- [Written task]: Leave out the pictures and copy every record exactly.
— START OF Supplied material —
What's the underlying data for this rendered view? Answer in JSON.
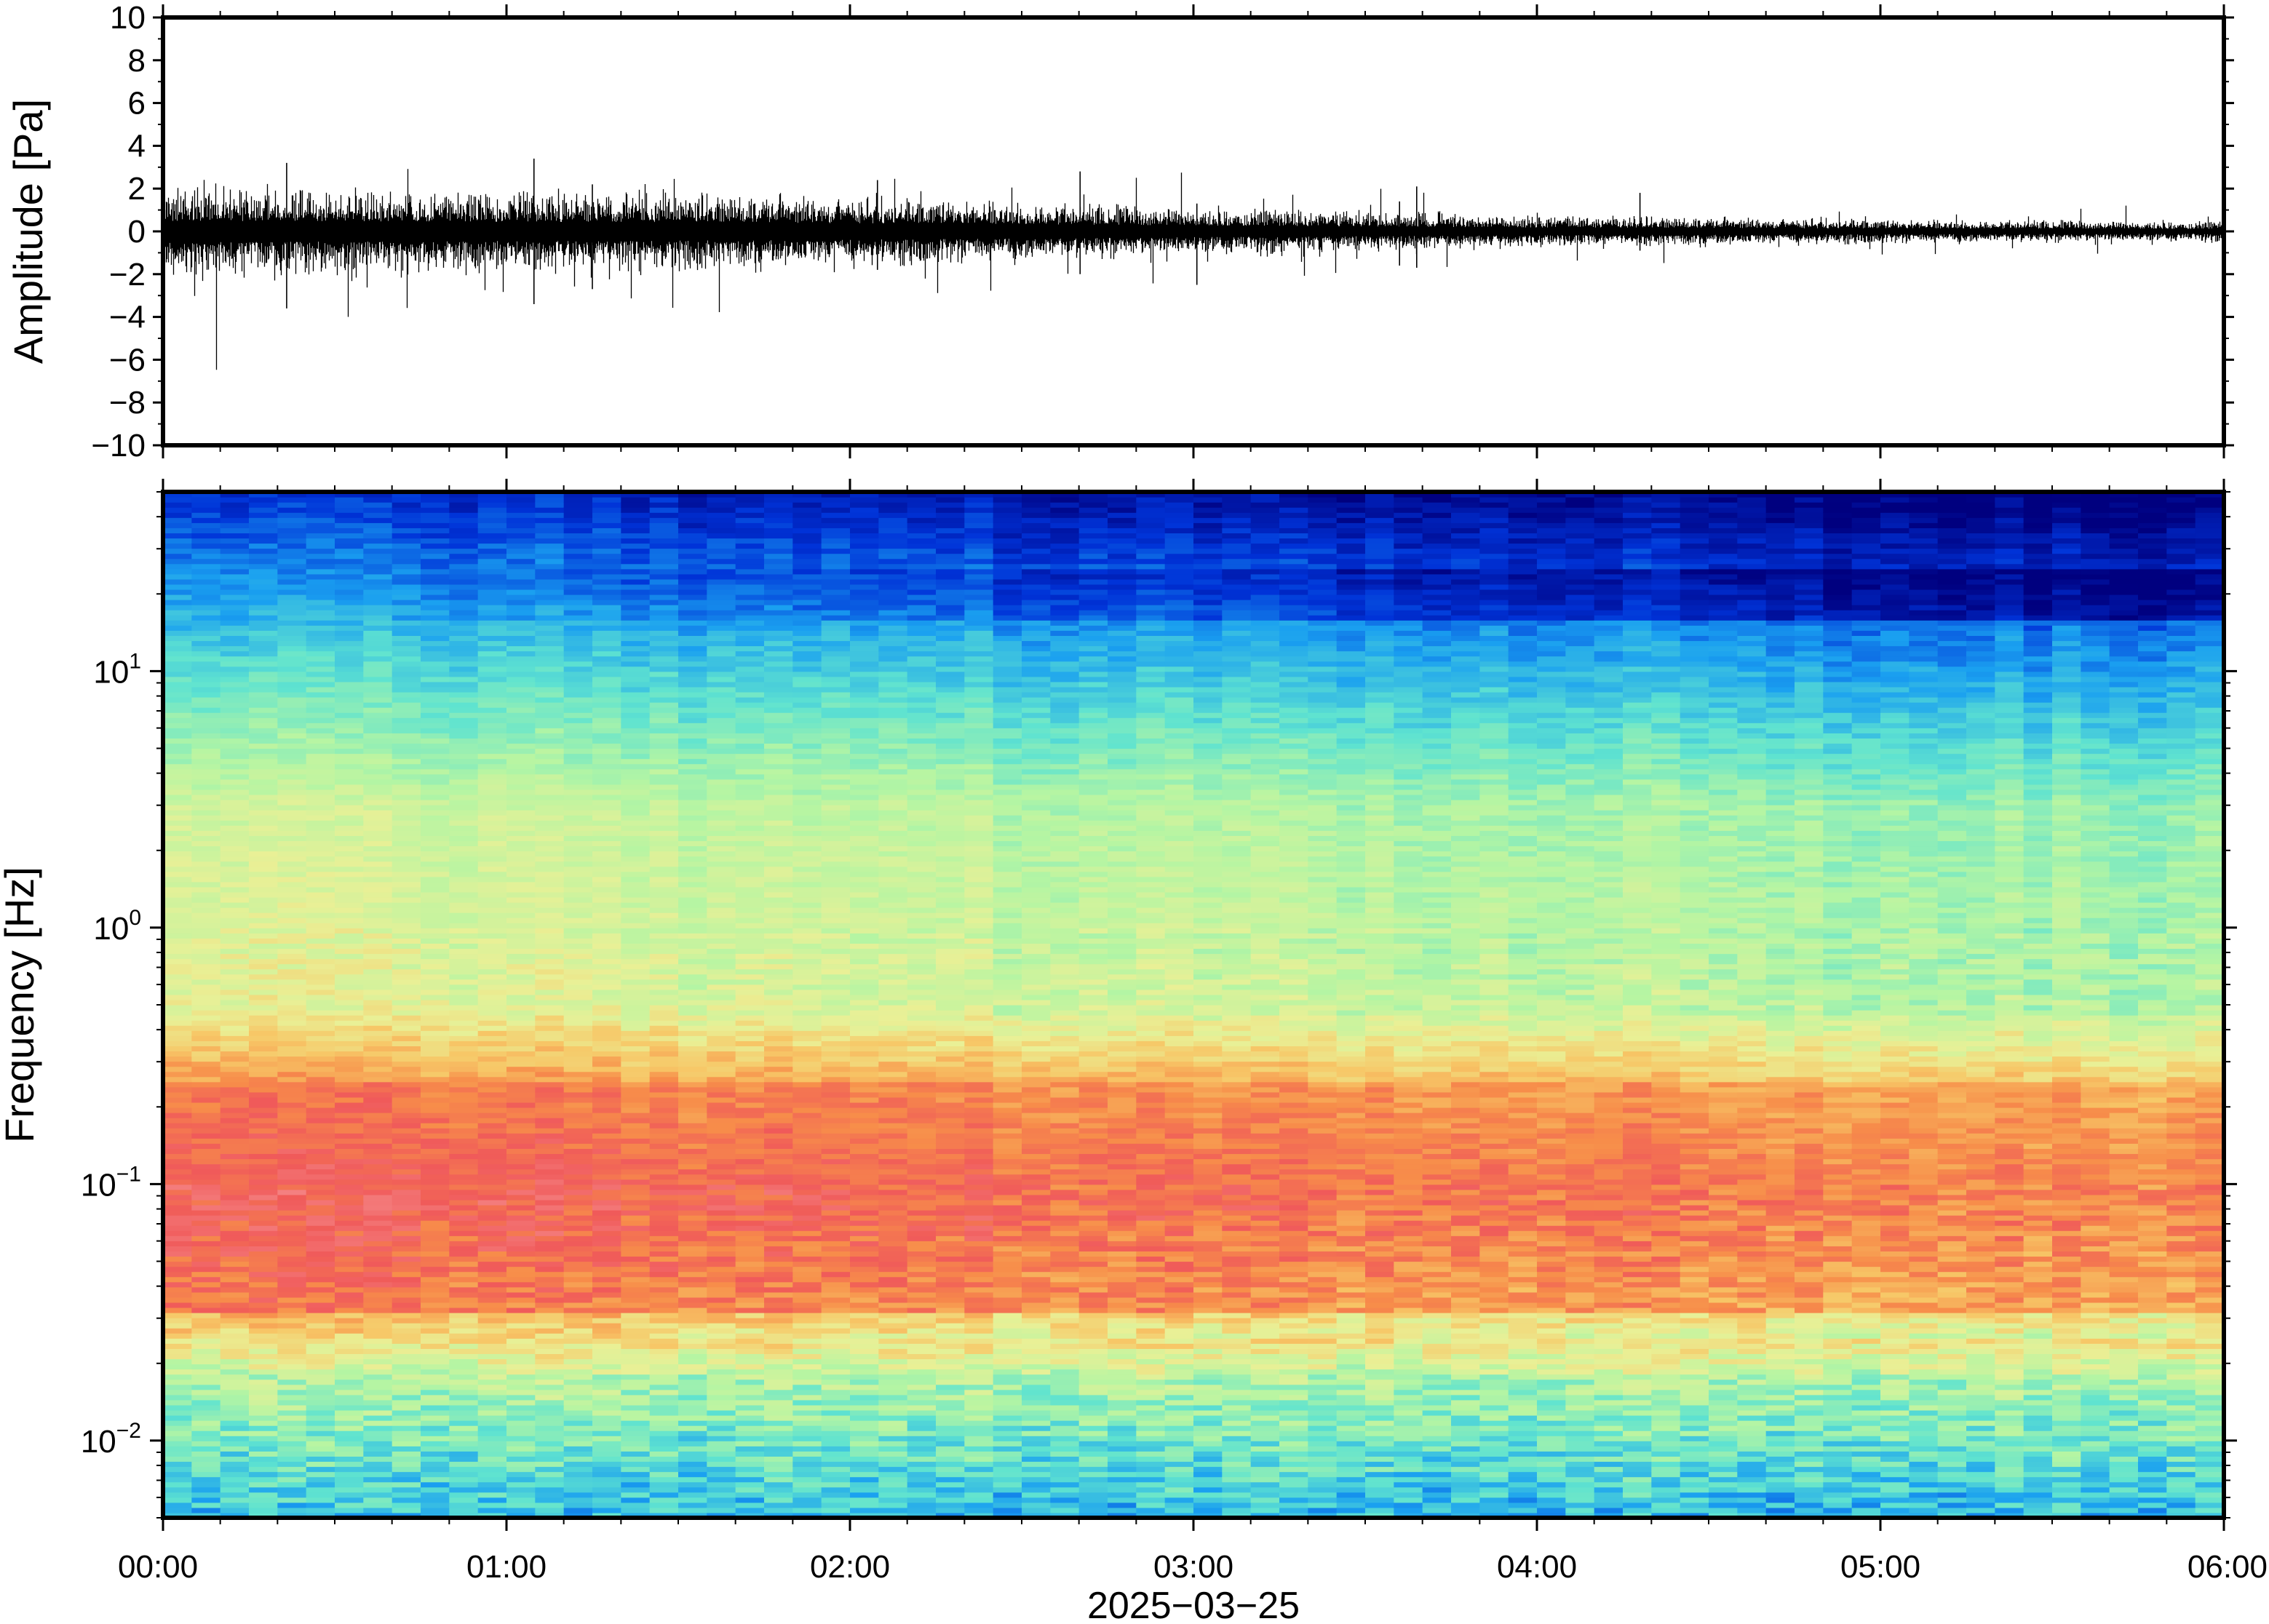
{
  "chart_data": [
    {
      "type": "line",
      "panel": "waveform",
      "ylabel": "Amplitude [Pa]",
      "ylim": [
        -10,
        10
      ],
      "yticks": [
        -10,
        -8,
        -6,
        -4,
        -2,
        0,
        2,
        4,
        6,
        8,
        10
      ],
      "ytick_labels": [
        "−10",
        "−8",
        "−6",
        "−4",
        "−2",
        "0",
        "2",
        "4",
        "6",
        "8",
        "10"
      ],
      "xlim_hours": [
        0,
        6
      ],
      "envelope": {
        "x_hours": [
          0,
          0.5,
          1,
          1.5,
          2,
          2.5,
          3,
          3.5,
          4,
          4.5,
          5,
          5.5,
          6
        ],
        "half_amplitude": [
          1.1,
          1.05,
          1.0,
          0.95,
          0.85,
          0.75,
          0.6,
          0.5,
          0.4,
          0.35,
          0.3,
          0.28,
          0.25
        ]
      },
      "peaks": [
        {
          "x_hours": 0.36,
          "min": -3.6,
          "max": 3.2
        },
        {
          "x_hours": 1.08,
          "min": -3.4,
          "max": 3.4
        },
        {
          "x_hours": 1.25,
          "min": -2.7,
          "max": 2.2
        },
        {
          "x_hours": 2.08,
          "min": -1.8,
          "max": 2.4
        },
        {
          "x_hours": 2.67,
          "min": -2.0,
          "max": 2.8
        },
        {
          "x_hours": 3.01,
          "min": -2.5,
          "max": 1.3
        },
        {
          "x_hours": 3.6,
          "min": -1.6,
          "max": 1.4
        },
        {
          "x_hours": 3.65,
          "min": -1.7,
          "max": 2.1
        },
        {
          "x_hours": 4.3,
          "min": -0.9,
          "max": 1.8
        }
      ],
      "grid": false
    },
    {
      "type": "heatmap",
      "panel": "spectrogram",
      "ylabel": "Frequency [Hz]",
      "yscale": "log",
      "ylim": [
        0.005,
        50
      ],
      "ytick_labels": [
        {
          "base": "10",
          "exp": "−2",
          "value": 0.01
        },
        {
          "base": "10",
          "exp": "−1",
          "value": 0.1
        },
        {
          "base": "10",
          "exp": "0",
          "value": 1
        },
        {
          "base": "10",
          "exp": "1",
          "value": 10
        }
      ],
      "colormap": "rainbow",
      "colors": [
        "#00007f",
        "#0033d8",
        "#1aa0f0",
        "#5fe3d0",
        "#b5f5a3",
        "#e9f096",
        "#f7c767",
        "#f78d4a",
        "#f05a5a",
        "#f58a8a"
      ],
      "description_bands": [
        {
          "freq_hz_range": [
            20,
            50
          ],
          "level": "low"
        },
        {
          "freq_hz_range": [
            5,
            20
          ],
          "level": "medium-low"
        },
        {
          "freq_hz_range": [
            0.4,
            5
          ],
          "level": "medium"
        },
        {
          "freq_hz_range": [
            0.03,
            0.3
          ],
          "level": "high"
        },
        {
          "freq_hz_range": [
            0.005,
            0.02
          ],
          "level": "medium"
        }
      ],
      "grid": false
    }
  ],
  "x_axis": {
    "tick_labels": [
      "00:00",
      "01:00",
      "02:00",
      "03:00",
      "04:00",
      "05:00",
      "06:00"
    ],
    "tick_hours": [
      0,
      1,
      2,
      3,
      4,
      5,
      6
    ],
    "date_label": "2025−03−25"
  }
}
— END OF Supplied material —
- [Completed exercise]:
What's the underlying data for this rendered view? Answer in JSON.
{
  "chart_data": [
    {
      "type": "line",
      "panel": "waveform",
      "ylabel": "Amplitude [Pa]",
      "ylim": [
        -10,
        10
      ],
      "yticks": [
        -10,
        -8,
        -6,
        -4,
        -2,
        0,
        2,
        4,
        6,
        8,
        10
      ],
      "ytick_labels": [
        "−10",
        "−8",
        "−6",
        "−4",
        "−2",
        "0",
        "2",
        "4",
        "6",
        "8",
        "10"
      ],
      "xlim_hours": [
        0,
        6
      ],
      "envelope": {
        "x_hours": [
          0,
          0.5,
          1,
          1.5,
          2,
          2.5,
          3,
          3.5,
          4,
          4.5,
          5,
          5.5,
          6
        ],
        "half_amplitude": [
          1.1,
          1.05,
          1.0,
          0.95,
          0.85,
          0.75,
          0.6,
          0.5,
          0.4,
          0.35,
          0.3,
          0.28,
          0.25
        ]
      },
      "peaks": [
        {
          "x_hours": 0.36,
          "min": -3.6,
          "max": 3.2
        },
        {
          "x_hours": 1.08,
          "min": -3.4,
          "max": 3.4
        },
        {
          "x_hours": 1.25,
          "min": -2.7,
          "max": 2.2
        },
        {
          "x_hours": 2.08,
          "min": -1.8,
          "max": 2.4
        },
        {
          "x_hours": 2.67,
          "min": -2.0,
          "max": 2.8
        },
        {
          "x_hours": 3.01,
          "min": -2.5,
          "max": 1.3
        },
        {
          "x_hours": 3.6,
          "min": -1.6,
          "max": 1.4
        },
        {
          "x_hours": 3.65,
          "min": -1.7,
          "max": 2.1
        },
        {
          "x_hours": 4.3,
          "min": -0.9,
          "max": 1.8
        }
      ],
      "grid": false
    },
    {
      "type": "heatmap",
      "panel": "spectrogram",
      "ylabel": "Frequency [Hz]",
      "yscale": "log",
      "ylim": [
        0.005,
        50
      ],
      "ytick_labels": [
        {
          "base": "10",
          "exp": "−2",
          "value": 0.01
        },
        {
          "base": "10",
          "exp": "−1",
          "value": 0.1
        },
        {
          "base": "10",
          "exp": "0",
          "value": 1
        },
        {
          "base": "10",
          "exp": "1",
          "value": 10
        }
      ],
      "colormap": "rainbow",
      "colors": [
        "#00007f",
        "#0033d8",
        "#1aa0f0",
        "#5fe3d0",
        "#b5f5a3",
        "#e9f096",
        "#f7c767",
        "#f78d4a",
        "#f05a5a",
        "#f58a8a"
      ],
      "description_bands": [
        {
          "freq_hz_range": [
            20,
            50
          ],
          "level": "low"
        },
        {
          "freq_hz_range": [
            5,
            20
          ],
          "level": "medium-low"
        },
        {
          "freq_hz_range": [
            0.4,
            5
          ],
          "level": "medium"
        },
        {
          "freq_hz_range": [
            0.03,
            0.3
          ],
          "level": "high"
        },
        {
          "freq_hz_range": [
            0.005,
            0.02
          ],
          "level": "medium"
        }
      ],
      "grid": false
    }
  ],
  "x_axis": {
    "tick_labels": [
      "00:00",
      "01:00",
      "02:00",
      "03:00",
      "04:00",
      "05:00",
      "06:00"
    ],
    "tick_hours": [
      0,
      1,
      2,
      3,
      4,
      5,
      6
    ],
    "date_label": "2025−03−25"
  }
}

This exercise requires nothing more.